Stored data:
[start]

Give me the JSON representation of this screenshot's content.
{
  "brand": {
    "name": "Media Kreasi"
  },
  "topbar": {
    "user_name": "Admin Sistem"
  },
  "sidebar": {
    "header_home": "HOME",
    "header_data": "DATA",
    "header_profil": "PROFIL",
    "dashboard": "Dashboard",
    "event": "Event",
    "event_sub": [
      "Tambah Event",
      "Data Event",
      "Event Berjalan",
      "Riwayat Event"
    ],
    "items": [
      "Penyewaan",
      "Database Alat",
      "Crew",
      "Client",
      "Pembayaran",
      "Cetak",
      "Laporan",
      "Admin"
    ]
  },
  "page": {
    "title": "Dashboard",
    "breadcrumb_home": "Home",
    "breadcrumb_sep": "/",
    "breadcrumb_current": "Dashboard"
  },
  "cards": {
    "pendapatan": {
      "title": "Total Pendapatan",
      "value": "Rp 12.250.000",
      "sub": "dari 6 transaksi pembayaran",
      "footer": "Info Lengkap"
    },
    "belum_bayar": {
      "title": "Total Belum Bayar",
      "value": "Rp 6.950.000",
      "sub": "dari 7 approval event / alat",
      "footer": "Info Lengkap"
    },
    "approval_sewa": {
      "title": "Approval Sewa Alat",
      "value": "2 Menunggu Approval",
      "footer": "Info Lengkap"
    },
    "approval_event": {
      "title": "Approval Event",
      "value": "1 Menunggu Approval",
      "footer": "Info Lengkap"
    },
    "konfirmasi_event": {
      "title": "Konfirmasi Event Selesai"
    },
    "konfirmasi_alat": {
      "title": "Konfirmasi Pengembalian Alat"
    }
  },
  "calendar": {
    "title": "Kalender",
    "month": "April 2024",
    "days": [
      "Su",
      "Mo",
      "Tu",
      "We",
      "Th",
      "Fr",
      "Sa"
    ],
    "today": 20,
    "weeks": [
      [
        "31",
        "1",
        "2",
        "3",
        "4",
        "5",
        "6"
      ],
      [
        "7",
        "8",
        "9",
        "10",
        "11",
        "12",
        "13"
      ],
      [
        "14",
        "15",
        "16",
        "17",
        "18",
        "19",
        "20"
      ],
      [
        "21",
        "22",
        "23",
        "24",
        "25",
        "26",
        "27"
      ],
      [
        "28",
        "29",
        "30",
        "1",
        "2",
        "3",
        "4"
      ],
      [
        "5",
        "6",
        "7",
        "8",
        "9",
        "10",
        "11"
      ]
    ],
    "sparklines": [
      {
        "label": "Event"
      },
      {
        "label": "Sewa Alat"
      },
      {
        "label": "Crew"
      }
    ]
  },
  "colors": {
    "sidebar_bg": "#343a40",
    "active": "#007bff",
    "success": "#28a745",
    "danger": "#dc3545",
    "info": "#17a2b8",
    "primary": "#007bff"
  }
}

[end]

**Stated task:** Nothing should be left out: repeat all of the data exactly.

**Worked solution:**
Give me the JSON representation of this screenshot's content.
{
  "brand": {
    "name": "Media Kreasi"
  },
  "topbar": {
    "user_name": "Admin Sistem"
  },
  "sidebar": {
    "header_home": "HOME",
    "header_data": "DATA",
    "header_profil": "PROFIL",
    "dashboard": "Dashboard",
    "event": "Event",
    "event_sub": [
      "Tambah Event",
      "Data Event",
      "Event Berjalan",
      "Riwayat Event"
    ],
    "items": [
      "Penyewaan",
      "Database Alat",
      "Crew",
      "Client",
      "Pembayaran",
      "Cetak",
      "Laporan",
      "Admin"
    ]
  },
  "page": {
    "title": "Dashboard",
    "breadcrumb_home": "Home",
    "breadcrumb_sep": "/",
    "breadcrumb_current": "Dashboard"
  },
  "cards": {
    "pendapatan": {
      "title": "Total Pendapatan",
      "value": "Rp 12.250.000",
      "sub": "dari 6 transaksi pembayaran",
      "footer": "Info Lengkap"
    },
    "belum_bayar": {
      "title": "Total Belum Bayar",
      "value": "Rp 6.950.000",
      "sub": "dari 7 approval event / alat",
      "footer": "Info Lengkap"
    },
    "approval_sewa": {
      "title": "Approval Sewa Alat",
      "value": "2 Menunggu Approval",
      "footer": "Info Lengkap"
    },
    "approval_event": {
      "title": "Approval Event",
      "value": "1 Menunggu Approval",
      "footer": "Info Lengkap"
    },
    "konfirmasi_event": {
      "title": "Konfirmasi Event Selesai"
    },
    "konfirmasi_alat": {
      "title": "Konfirmasi Pengembalian Alat"
    }
  },
  "calendar": {
    "title": "Kalender",
    "month": "April 2024",
    "days": [
      "Su",
      "Mo",
      "Tu",
      "We",
      "Th",
      "Fr",
      "Sa"
    ],
    "today": 20,
    "weeks": [
      [
        "31",
        "1",
        "2",
        "3",
        "4",
        "5",
        "6"
      ],
      [
        "7",
        "8",
        "9",
        "10",
        "11",
        "12",
        "13"
      ],
      [
        "14",
        "15",
        "16",
        "17",
        "18",
        "19",
        "20"
      ],
      [
        "21",
        "22",
        "23",
        "24",
        "25",
        "26",
        "27"
      ],
      [
        "28",
        "29",
        "30",
        "1",
        "2",
        "3",
        "4"
      ],
      [
        "5",
        "6",
        "7",
        "8",
        "9",
        "10",
        "11"
      ]
    ],
    "sparklines": [
      {
        "label": "Event"
      },
      {
        "label": "Sewa Alat"
      },
      {
        "label": "Crew"
      }
    ]
  },
  "colors": {
    "sidebar_bg": "#343a40",
    "active": "#007bff",
    "success": "#28a745",
    "danger": "#dc3545",
    "info": "#17a2b8",
    "primary": "#007bff"
  }
}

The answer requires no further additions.